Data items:
** BEGIN **

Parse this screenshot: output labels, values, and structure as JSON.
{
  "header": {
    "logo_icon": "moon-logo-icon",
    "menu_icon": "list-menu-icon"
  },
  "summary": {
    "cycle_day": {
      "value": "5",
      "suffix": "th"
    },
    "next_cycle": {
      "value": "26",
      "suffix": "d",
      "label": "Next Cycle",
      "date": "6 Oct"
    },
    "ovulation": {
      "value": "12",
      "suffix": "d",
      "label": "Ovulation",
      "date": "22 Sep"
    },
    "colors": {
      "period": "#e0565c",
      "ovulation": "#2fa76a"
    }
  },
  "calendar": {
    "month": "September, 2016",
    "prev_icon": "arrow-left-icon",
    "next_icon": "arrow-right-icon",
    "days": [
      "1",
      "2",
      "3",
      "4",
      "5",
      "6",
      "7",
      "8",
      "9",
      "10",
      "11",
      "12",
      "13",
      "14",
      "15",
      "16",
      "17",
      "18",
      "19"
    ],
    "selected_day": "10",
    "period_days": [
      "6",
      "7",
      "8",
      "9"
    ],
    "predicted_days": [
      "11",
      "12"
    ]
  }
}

** END **

Stated problem = What do the records say? Quote them all exactly.

Result =
Parse this screenshot: output labels, values, and structure as JSON.
{
  "header": {
    "logo_icon": "moon-logo-icon",
    "menu_icon": "list-menu-icon"
  },
  "summary": {
    "cycle_day": {
      "value": "5",
      "suffix": "th"
    },
    "next_cycle": {
      "value": "26",
      "suffix": "d",
      "label": "Next Cycle",
      "date": "6 Oct"
    },
    "ovulation": {
      "value": "12",
      "suffix": "d",
      "label": "Ovulation",
      "date": "22 Sep"
    },
    "colors": {
      "period": "#e0565c",
      "ovulation": "#2fa76a"
    }
  },
  "calendar": {
    "month": "September, 2016",
    "prev_icon": "arrow-left-icon",
    "next_icon": "arrow-right-icon",
    "days": [
      "1",
      "2",
      "3",
      "4",
      "5",
      "6",
      "7",
      "8",
      "9",
      "10",
      "11",
      "12",
      "13",
      "14",
      "15",
      "16",
      "17",
      "18",
      "19"
    ],
    "selected_day": "10",
    "period_days": [
      "6",
      "7",
      "8",
      "9"
    ],
    "predicted_days": [
      "11",
      "12"
    ]
  }
}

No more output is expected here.